» What to produce
Pick out the lines in the listing below that contain the word "text" and copy them.

[Dataset items]
>> BEGIN

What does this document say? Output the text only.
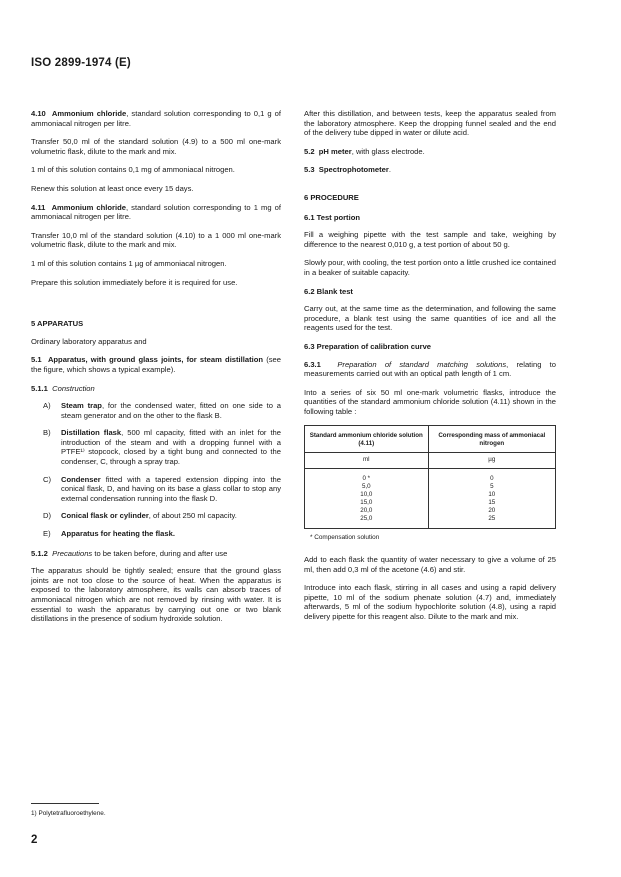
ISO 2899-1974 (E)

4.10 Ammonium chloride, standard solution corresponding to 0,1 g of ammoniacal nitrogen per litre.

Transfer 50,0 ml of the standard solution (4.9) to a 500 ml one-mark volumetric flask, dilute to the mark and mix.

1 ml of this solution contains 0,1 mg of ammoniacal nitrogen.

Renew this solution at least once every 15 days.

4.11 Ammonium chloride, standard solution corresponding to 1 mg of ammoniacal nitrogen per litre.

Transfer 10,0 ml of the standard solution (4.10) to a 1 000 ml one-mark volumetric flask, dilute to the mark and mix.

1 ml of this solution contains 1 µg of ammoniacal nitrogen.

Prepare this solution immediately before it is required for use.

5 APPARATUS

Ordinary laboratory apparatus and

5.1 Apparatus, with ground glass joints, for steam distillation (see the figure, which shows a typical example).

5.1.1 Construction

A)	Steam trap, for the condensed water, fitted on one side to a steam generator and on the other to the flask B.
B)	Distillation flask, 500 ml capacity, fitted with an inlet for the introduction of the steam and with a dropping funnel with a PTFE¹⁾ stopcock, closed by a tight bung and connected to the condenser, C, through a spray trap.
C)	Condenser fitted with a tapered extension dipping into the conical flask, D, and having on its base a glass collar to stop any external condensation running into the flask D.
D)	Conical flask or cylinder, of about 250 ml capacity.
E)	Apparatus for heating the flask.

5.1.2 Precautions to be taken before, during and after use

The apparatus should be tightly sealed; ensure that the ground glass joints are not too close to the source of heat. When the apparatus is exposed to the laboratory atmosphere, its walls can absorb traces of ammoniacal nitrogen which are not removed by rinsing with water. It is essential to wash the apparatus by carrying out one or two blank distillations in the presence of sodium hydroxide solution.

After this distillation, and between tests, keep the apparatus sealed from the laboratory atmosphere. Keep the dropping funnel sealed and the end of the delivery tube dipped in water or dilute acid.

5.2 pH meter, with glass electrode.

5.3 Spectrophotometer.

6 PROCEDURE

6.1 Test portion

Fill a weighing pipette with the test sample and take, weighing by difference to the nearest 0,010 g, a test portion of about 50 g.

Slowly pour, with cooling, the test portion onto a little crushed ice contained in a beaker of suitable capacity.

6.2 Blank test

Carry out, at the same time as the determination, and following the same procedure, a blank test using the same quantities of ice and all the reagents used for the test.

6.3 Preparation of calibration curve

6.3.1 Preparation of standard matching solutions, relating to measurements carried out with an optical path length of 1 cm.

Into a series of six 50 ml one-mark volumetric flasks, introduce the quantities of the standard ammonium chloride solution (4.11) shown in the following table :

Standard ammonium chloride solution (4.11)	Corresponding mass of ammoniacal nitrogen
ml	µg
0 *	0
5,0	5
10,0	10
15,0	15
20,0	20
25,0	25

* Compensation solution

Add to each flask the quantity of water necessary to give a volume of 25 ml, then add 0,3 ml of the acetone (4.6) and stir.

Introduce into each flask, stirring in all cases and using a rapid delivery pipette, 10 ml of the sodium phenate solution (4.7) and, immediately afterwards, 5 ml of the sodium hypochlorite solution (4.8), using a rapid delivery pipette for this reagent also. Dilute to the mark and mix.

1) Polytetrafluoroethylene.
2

>> END
>> BEGIN

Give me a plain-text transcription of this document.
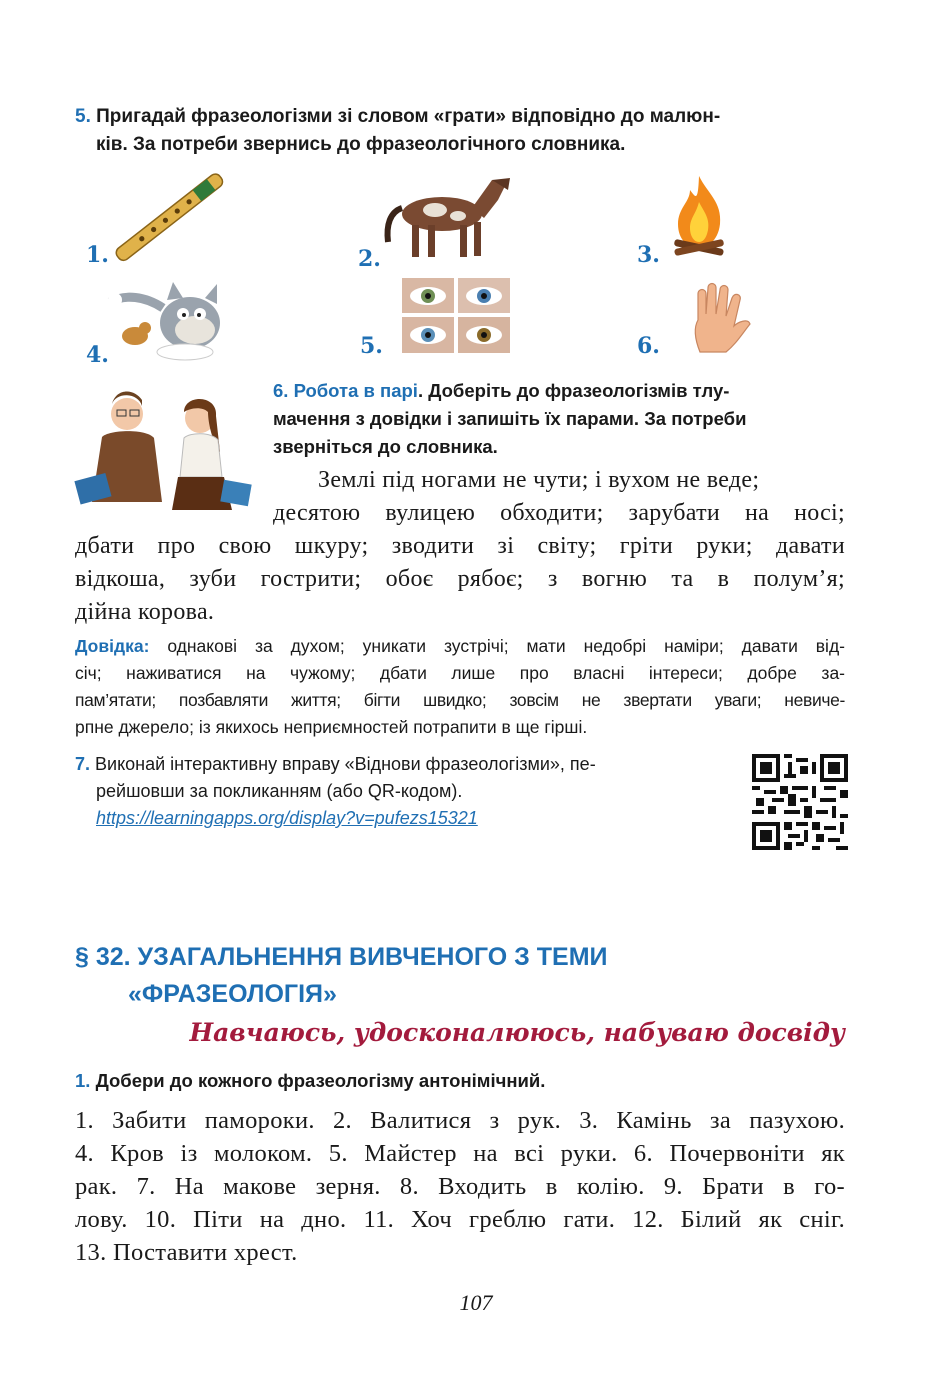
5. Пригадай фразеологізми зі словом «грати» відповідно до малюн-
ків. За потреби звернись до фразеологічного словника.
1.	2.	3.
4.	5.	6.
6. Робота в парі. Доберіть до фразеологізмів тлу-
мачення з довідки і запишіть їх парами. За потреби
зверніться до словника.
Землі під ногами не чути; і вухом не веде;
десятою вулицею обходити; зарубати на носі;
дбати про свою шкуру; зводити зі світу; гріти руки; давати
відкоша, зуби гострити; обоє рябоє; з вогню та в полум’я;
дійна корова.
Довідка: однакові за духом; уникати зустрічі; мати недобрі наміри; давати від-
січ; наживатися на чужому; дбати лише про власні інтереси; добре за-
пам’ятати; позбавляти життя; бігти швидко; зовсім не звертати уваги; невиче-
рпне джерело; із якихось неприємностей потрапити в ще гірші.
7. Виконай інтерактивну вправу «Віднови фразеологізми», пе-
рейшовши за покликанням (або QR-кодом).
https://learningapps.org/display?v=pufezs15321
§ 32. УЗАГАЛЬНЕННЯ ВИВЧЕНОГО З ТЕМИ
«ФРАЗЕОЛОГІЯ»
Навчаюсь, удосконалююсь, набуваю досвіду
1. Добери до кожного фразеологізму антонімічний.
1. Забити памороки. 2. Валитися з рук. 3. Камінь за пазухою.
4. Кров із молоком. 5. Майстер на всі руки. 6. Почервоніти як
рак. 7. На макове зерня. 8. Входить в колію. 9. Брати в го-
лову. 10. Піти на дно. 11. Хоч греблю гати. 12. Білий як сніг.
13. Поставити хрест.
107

>> END

» Response to the exercise
What does this document say? Output the text only.
Give me a plain-text transcription of this document.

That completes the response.